_Description of the task_.
Retype each record shown below, leaving every character as it is.

Data entries:
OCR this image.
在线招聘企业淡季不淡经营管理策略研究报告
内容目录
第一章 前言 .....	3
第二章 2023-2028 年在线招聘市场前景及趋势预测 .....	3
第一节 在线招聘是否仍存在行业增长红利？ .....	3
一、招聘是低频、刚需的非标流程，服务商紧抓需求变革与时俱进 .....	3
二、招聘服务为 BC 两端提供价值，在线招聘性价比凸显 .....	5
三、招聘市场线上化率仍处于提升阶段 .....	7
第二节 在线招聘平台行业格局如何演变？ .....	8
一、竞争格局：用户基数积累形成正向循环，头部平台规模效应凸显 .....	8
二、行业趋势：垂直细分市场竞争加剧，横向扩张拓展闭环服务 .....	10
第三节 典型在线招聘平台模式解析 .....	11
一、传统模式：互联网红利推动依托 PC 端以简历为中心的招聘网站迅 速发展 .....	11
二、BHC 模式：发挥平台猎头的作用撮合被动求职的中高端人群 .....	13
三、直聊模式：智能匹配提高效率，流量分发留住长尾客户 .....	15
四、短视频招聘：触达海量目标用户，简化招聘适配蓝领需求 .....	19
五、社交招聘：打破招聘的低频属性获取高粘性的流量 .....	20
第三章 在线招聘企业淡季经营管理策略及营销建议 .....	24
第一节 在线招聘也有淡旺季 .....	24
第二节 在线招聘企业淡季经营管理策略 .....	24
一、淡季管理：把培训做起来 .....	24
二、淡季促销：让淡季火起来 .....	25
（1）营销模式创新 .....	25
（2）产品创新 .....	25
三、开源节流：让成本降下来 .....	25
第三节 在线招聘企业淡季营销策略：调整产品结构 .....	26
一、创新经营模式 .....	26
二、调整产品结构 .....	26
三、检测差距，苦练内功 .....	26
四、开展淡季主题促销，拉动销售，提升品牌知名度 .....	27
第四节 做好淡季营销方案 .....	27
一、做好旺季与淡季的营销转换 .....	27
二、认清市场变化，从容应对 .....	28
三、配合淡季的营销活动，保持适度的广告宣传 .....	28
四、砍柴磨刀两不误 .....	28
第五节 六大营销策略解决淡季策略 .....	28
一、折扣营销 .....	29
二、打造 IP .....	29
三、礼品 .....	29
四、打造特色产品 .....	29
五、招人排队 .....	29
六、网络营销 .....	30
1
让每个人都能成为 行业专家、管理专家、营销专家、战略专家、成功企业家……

_Answer for the task_.
OCR this image.
在线招聘企业淡季不淡经营管理策略研究报告
内容目录
第一章 前言 .....	3
第二章 2023-2028 年在线招聘市场前景及趋势预测 .....	3
第一节 在线招聘是否仍存在行业增长红利？ .....	3
一、招聘是低频、刚需的非标流程，服务商紧抓需求变革与时俱进 .....	3
二、招聘服务为 BC 两端提供价值，在线招聘性价比凸显 .....	5
三、招聘市场线上化率仍处于提升阶段 .....	7
第二节 在线招聘平台行业格局如何演变？ .....	8
一、竞争格局：用户基数积累形成正向循环，头部平台规模效应凸显 .....	8
二、行业趋势：垂直细分市场竞争加剧，横向扩张拓展闭环服务 .....	10
第三节 典型在线招聘平台模式解析 .....	11
一、传统模式：互联网红利推动依托 PC 端以简历为中心的招聘网站迅 速发展 .....	11
二、BHC 模式：发挥平台猎头的作用撮合被动求职的中高端人群 .....	13
三、直聊模式：智能匹配提高效率，流量分发留住长尾客户 .....	15
四、短视频招聘：触达海量目标用户，简化招聘适配蓝领需求 .....	19
五、社交招聘：打破招聘的低频属性获取高粘性的流量 .....	20
第三章 在线招聘企业淡季经营管理策略及营销建议 .....	24
第一节 在线招聘也有淡旺季 .....	24
第二节 在线招聘企业淡季经营管理策略 .....	24
一、淡季管理：把培训做起来 .....	24
二、淡季促销：让淡季火起来 .....	25
（1）营销模式创新 .....	25
（2）产品创新 .....	25
三、开源节流：让成本降下来 .....	25
第三节 在线招聘企业淡季营销策略：调整产品结构 .....	26
一、创新经营模式 .....	26
二、调整产品结构 .....	26
三、检测差距，苦练内功 .....	26
四、开展淡季主题促销，拉动销售，提升品牌知名度 .....	27
第四节 做好淡季营销方案 .....	27
一、做好旺季与淡季的营销转换 .....	27
二、认清市场变化，从容应对 .....	28
三、配合淡季的营销活动，保持适度的广告宣传 .....	28
四、砍柴磨刀两不误 .....	28
第五节 六大营销策略解决淡季策略 .....	28
一、折扣营销 .....	29
二、打造 IP .....	29
三、礼品 .....	29
四、打造特色产品 .....	29
五、招人排队 .....	29
六、网络营销 .....	30
1
让每个人都能成为 行业专家、管理专家、营销专家、战略专家、成功企业家……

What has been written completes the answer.